It is no wonder this is so hard to let go. The wounds are Old. Very Old. Most women were tortured into confessing and then murdered. They were raped, sodomized, sexually tortured with pins, needles and hot molten metal rods poked into orifices, including the eyes. Iron Maidens were used. The "witch's chair", an invention of a metal chair heated by fire beneath; the "scold's bridle", an iron cage that drove spikes through the victim's tongue (basically getting the 'nag' to shut up); and much worse were used.

One woman, Walpurga Hausmanin, a midwife in Dillingen, Germany, had her breasts and arms torn off with heated irons, her right hand was cut off, and she was burned at the stake. This was sanctioned by the bishop of Augsburg, who received all her property. Fear of women's power and repressed sexuality were the likely culprits. I feel like I understand now, why, ever since I was very little, before grandma ever touched me, before anyone else ever did, that I lived in fear of having my breasts bit off, or other things bitten off. I was afraid of fire, and born into a family who loved to build fires in the evening and sit by them to read. I was already letting go of fear back then.

I was learning about the goddess energies, about "Isis, Astarte, Diana, Hecate, Demeter, Kali, Inanna. Goddess of a thousand names." (p. 41) The Thousand Names of Divine Mother. The Lalita Sahasranama. Do you know that the so-called demon Astaroth in the Goetia, was really the benevolent goddess Astarte? Many of the so-called demons in the Goetia were pagan women goddesses demonized by the Catholic Church. Inanna, the Queen of Heaven, has been metaphorically coming to save her angry sister Erishkegal in the underworld. With her flies and loyal Ninshibur as helpers, just as Jean Shinoda Bolen, M.D. describes in her book: "Close to the Bone". I found this book after my mother died. The goddess was leading me. I'd found the words of one of many Wise Women, and one who I am sure is a closet Witch, like me, if her later book, "The Millionth Circle" is any indication. A woman doctor. Then a high-powered, honest and good woman lawyer named Phyllis Curott, who wrote her "Book of Shadows" for me and others to read later...a woman of truth.
^^^^^^^^
# [REQUEST A]
Please revise the passage on the witch trials from "It is no wonder" down to "worse were used.", replacing "murdered" with "killed".
# [REQUEST B]
According to the passage on the witch trials, why was the scold's bridle used?

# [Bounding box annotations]
^^^^^^^^
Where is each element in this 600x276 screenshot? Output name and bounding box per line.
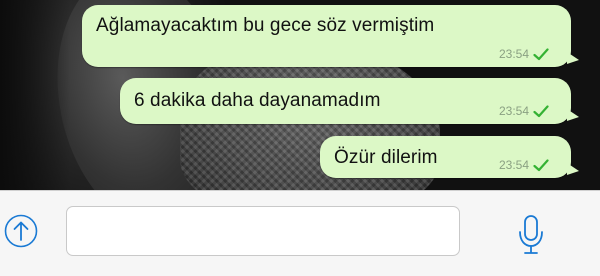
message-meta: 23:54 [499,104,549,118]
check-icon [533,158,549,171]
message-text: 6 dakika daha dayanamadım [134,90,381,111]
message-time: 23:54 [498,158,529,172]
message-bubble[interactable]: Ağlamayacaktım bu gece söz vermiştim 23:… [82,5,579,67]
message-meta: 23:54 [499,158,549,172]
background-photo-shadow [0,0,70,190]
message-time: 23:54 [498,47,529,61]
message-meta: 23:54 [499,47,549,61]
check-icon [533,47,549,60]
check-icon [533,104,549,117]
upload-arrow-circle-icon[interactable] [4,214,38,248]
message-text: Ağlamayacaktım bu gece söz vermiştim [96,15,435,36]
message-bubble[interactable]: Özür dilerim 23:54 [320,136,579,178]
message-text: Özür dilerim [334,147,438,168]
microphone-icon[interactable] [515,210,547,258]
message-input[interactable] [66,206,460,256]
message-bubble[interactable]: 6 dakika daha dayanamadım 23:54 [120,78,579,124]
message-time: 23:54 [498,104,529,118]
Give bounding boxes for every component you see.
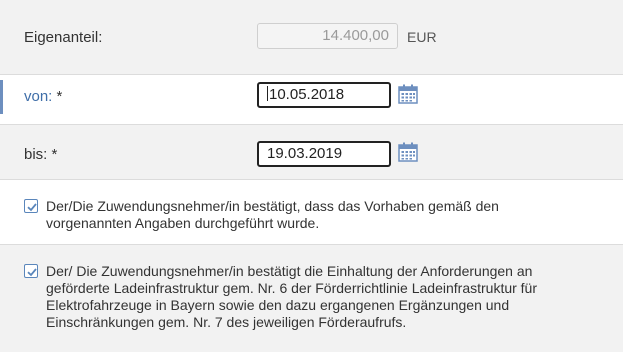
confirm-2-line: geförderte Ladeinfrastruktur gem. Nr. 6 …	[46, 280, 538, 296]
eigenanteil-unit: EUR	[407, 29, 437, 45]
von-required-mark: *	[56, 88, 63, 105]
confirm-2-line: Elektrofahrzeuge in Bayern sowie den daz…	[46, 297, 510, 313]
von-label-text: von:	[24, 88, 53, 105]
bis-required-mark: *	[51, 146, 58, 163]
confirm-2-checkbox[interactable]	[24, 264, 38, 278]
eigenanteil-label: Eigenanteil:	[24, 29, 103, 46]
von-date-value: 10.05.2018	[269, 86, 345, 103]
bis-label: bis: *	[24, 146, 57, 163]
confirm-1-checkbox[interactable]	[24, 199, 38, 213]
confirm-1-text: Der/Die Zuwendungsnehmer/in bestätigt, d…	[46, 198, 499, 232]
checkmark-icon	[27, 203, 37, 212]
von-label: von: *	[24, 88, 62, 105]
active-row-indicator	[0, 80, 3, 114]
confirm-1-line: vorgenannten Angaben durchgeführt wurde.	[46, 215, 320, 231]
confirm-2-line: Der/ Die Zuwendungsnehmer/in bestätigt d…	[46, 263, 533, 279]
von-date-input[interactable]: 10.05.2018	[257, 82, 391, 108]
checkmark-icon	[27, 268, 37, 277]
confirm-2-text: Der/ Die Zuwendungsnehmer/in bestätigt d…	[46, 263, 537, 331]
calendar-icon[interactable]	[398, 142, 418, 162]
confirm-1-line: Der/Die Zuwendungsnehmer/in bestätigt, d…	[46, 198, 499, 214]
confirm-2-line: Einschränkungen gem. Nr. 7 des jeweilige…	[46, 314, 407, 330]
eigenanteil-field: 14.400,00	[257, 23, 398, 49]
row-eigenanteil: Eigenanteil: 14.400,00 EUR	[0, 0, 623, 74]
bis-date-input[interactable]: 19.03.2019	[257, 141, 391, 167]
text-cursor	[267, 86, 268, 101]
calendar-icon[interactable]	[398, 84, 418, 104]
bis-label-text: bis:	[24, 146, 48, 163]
^^^^^^^^
# [FULL SOLUTION A]
It is no wonder this is so hard to let go. The wounds are Old. Very Old. Most women were tortured into confessing and then killed. They were raped, sodomized, sexually tortured with pins, needles and hot molten metal rods poked into orifices, including the eyes. Iron Maidens were used. The "witch's chair", an invention of a metal chair heated by fire beneath; the "scold's bridle", an iron cage that drove spikes through the victim's tongue (basically getting the 'nag' to shut up); and much worse were used.

# [FULL SOLUTION B]
The scold's bridle was an iron cage that drove spikes through the victim's tongue. It was used basically to get the "nag" to shut up.